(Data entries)
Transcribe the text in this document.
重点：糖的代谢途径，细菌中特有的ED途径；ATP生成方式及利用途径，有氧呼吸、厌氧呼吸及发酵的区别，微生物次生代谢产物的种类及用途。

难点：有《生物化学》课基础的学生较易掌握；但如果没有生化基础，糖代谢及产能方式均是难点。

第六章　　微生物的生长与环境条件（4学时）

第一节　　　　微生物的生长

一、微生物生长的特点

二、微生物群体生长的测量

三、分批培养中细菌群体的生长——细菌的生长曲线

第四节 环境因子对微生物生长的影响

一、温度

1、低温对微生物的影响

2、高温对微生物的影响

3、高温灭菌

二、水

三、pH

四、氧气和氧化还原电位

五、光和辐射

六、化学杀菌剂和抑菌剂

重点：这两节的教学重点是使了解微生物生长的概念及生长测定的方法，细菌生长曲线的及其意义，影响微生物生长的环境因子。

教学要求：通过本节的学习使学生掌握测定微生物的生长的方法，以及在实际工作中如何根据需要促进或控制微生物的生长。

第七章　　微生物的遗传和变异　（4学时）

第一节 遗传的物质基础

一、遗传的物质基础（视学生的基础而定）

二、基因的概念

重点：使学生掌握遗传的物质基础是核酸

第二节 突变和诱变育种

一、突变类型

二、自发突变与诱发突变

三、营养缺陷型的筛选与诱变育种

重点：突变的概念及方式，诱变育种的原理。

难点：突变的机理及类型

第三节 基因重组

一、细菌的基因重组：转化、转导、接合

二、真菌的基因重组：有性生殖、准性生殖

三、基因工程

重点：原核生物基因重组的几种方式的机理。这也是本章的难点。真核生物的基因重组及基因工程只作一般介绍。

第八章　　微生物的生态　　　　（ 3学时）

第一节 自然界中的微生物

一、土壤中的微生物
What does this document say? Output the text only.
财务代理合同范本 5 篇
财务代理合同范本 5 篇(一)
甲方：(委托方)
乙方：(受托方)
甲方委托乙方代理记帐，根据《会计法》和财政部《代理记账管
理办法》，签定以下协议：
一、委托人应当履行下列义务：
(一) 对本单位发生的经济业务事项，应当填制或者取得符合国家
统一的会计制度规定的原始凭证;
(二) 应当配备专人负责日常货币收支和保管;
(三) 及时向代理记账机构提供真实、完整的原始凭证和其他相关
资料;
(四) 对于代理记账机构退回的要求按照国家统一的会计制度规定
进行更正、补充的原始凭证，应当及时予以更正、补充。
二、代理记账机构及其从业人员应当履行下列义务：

# Short problem
Every line that holds the string "document" should be returned.

# Solution for this task
Transcribe the text in this document.
What does this document say? Output the text only.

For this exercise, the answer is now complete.